=== Direction ===
Quote all of the entries word for word.
BEGIN Entries shown
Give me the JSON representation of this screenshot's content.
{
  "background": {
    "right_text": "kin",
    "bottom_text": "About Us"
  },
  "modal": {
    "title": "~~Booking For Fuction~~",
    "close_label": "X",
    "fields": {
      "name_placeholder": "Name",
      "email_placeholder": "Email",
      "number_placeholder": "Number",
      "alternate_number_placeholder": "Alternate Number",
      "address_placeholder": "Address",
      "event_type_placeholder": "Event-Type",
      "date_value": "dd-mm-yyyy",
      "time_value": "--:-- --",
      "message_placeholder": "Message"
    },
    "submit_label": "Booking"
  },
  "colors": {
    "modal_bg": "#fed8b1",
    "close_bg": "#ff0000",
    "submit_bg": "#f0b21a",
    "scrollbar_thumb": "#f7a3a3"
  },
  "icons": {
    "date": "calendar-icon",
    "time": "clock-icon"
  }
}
END Entries shown
=== Task answer ===
Give me the JSON representation of this screenshot's content.
{
  "background": {
    "right_text": "kin",
    "bottom_text": "About Us"
  },
  "modal": {
    "title": "~~Booking For Fuction~~",
    "close_label": "X",
    "fields": {
      "name_placeholder": "Name",
      "email_placeholder": "Email",
      "number_placeholder": "Number",
      "alternate_number_placeholder": "Alternate Number",
      "address_placeholder": "Address",
      "event_type_placeholder": "Event-Type",
      "date_value": "dd-mm-yyyy",
      "time_value": "--:-- --",
      "message_placeholder": "Message"
    },
    "submit_label": "Booking"
  },
  "colors": {
    "modal_bg": "#fed8b1",
    "close_bg": "#ff0000",
    "submit_bg": "#f0b21a",
    "scrollbar_thumb": "#f7a3a3"
  },
  "icons": {
    "date": "calendar-icon",
    "time": "clock-icon"
  }
}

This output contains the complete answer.